Extract the full listing verbatim and drop any pictures from your copy.

Records -
◇ ◇ ◇ ◇

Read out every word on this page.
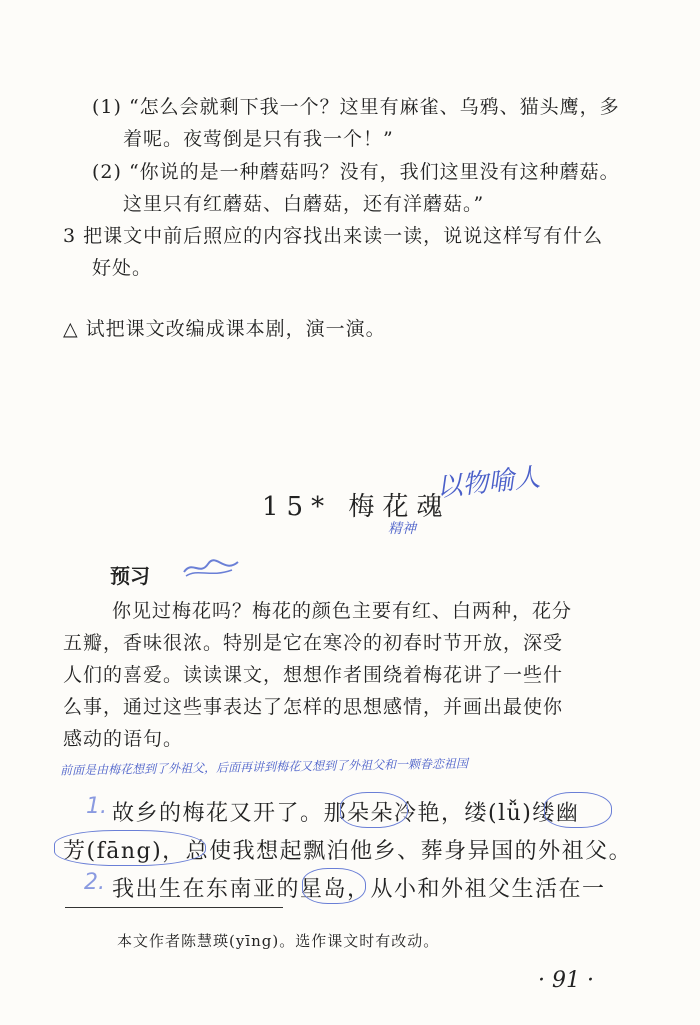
(1) “怎么会就剩下我一个？这里有麻雀、乌鸦、猫头鹰，多
着呢。夜莺倒是只有我一个！”
(2) “你说的是一种蘑菇吗？没有，我们这里没有这种蘑菇。
这里只有红蘑菇、白蘑菇，还有洋蘑菇。”
3 把课文中前后照应的内容找出来读一读，说说这样写有什么
好处。
△ 试把课文改编成课本剧，演一演。
15* 梅花魂
以物喻人
精神
预习
你见过梅花吗？梅花的颜色主要有红、白两种，花分
五瓣，香味很浓。特别是它在寒冷的初春时节开放，深受
人们的喜爱。读读课文，想想作者围绕着梅花讲了一些什
么事，通过这些事表达了怎样的思想感情，并画出最使你
感动的语句。
前面是由梅花想到了外祖父，后面再讲到梅花又想到了外祖父和一颗眷恋祖国
1. 故乡的梅花又开了。那朵朵冷艳，缕(lǚ)缕幽
芳(fāng)，总使我想起飘泊他乡、葬身异国的外祖父。
2. 我出生在东南亚的星岛，从小和外祖父生活在一
本文作者陈慧瑛(yīng)。选作课文时有改动。
· 91 ·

◇ ◇ ◇ ◇

Solution for this exercise -
Read out every word on this page.
(1) “怎么会就剩下我一个？这里有麻雀、乌鸦、猫头鹰，多
着呢。夜莺倒是只有我一个！”
(2) “你说的是一种蘑菇吗？没有，我们这里没有这种蘑菇。
这里只有红蘑菇、白蘑菇，还有洋蘑菇。”
3 把课文中前后照应的内容找出来读一读，说说这样写有什么
好处。
△ 试把课文改编成课本剧，演一演。
15* 梅花魂
以物喻人
精神
预习
你见过梅花吗？梅花的颜色主要有红、白两种，花分
五瓣，香味很浓。特别是它在寒冷的初春时节开放，深受
人们的喜爱。读读课文，想想作者围绕着梅花讲了一些什
么事，通过这些事表达了怎样的思想感情，并画出最使你
感动的语句。
前面是由梅花想到了外祖父，后面再讲到梅花又想到了外祖父和一颗眷恋祖国
1. 故乡的梅花又开了。那朵朵冷艳，缕(lǚ)缕幽
芳(fāng)，总使我想起飘泊他乡、葬身异国的外祖父。
2. 我出生在东南亚的星岛，从小和外祖父生活在一
本文作者陈慧瑛(yīng)。选作课文时有改动。
· 91 ·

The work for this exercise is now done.